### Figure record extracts
########

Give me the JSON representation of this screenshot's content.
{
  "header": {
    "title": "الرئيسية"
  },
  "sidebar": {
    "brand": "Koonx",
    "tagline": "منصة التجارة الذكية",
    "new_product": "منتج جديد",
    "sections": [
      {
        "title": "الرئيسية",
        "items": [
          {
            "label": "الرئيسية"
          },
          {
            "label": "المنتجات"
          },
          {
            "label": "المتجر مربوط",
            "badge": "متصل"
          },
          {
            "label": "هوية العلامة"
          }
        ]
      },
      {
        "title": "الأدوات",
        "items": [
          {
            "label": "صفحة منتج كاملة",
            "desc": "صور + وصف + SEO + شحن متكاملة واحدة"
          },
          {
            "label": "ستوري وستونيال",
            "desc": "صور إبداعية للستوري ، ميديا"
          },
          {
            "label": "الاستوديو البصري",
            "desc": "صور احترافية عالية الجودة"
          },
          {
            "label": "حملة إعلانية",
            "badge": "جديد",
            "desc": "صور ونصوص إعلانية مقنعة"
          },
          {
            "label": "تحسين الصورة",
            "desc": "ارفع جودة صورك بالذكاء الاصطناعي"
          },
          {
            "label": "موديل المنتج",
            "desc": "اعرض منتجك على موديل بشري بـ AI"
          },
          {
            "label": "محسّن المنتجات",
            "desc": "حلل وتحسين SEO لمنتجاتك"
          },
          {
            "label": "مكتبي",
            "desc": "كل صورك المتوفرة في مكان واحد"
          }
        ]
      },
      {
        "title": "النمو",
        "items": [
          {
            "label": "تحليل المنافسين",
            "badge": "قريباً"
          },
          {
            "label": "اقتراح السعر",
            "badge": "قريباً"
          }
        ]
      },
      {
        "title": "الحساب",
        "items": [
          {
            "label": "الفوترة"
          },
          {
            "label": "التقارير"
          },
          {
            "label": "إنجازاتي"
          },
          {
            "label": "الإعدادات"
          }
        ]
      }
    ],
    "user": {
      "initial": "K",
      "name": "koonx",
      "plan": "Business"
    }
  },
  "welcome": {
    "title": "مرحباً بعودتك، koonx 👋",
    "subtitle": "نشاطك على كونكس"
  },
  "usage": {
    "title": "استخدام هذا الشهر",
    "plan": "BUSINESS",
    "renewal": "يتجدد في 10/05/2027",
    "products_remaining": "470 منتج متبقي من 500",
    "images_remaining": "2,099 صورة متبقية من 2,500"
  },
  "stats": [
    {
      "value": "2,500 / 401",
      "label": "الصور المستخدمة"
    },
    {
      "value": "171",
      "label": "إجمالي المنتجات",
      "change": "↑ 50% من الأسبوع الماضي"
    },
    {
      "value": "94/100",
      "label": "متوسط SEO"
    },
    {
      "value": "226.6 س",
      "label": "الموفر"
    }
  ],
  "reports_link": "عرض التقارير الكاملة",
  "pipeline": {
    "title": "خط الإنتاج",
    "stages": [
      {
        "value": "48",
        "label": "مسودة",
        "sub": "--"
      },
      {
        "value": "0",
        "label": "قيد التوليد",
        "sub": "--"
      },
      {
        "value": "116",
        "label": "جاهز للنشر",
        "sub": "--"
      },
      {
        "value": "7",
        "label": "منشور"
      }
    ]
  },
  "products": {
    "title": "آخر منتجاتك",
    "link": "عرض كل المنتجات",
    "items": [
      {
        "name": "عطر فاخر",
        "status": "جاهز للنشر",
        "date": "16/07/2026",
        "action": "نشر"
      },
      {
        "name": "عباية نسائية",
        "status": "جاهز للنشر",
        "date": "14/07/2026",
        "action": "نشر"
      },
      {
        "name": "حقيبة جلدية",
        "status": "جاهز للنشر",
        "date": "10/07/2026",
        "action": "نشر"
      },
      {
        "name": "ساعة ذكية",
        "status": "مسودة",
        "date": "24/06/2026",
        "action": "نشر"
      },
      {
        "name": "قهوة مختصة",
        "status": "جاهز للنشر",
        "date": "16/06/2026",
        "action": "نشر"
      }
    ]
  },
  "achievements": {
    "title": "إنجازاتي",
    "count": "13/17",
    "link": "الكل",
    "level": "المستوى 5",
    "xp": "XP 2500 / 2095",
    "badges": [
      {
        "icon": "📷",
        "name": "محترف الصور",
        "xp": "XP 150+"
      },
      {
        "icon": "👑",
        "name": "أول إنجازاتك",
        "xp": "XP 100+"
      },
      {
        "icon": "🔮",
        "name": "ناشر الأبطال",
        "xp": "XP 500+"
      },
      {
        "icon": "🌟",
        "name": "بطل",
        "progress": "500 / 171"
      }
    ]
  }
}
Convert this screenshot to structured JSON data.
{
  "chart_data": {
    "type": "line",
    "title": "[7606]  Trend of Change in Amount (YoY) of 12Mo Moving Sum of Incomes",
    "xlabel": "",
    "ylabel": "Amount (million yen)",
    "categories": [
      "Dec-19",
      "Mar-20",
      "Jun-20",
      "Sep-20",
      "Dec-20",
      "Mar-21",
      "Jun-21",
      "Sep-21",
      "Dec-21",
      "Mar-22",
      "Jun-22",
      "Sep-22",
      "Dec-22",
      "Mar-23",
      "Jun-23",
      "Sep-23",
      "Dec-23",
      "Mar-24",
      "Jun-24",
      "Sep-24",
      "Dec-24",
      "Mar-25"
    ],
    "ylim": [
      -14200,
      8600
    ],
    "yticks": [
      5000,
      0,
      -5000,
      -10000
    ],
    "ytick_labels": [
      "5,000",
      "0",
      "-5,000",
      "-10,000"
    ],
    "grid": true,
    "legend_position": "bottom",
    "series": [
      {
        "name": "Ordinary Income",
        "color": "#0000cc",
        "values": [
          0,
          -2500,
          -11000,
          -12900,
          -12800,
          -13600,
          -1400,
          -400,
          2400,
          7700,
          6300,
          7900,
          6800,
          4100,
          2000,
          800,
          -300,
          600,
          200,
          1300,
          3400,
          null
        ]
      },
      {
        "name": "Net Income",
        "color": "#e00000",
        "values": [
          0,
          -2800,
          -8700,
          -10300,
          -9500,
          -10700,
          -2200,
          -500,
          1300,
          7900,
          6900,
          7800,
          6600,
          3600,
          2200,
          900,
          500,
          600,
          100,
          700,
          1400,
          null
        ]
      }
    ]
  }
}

########

### TASK BRIEF
Return only those lines of the records that contain the string "إعلانية".

### CORRECT RESULT
            "label": "حملة إعلانية",
            "desc": "صور ونصوص إعلانية مقنعة"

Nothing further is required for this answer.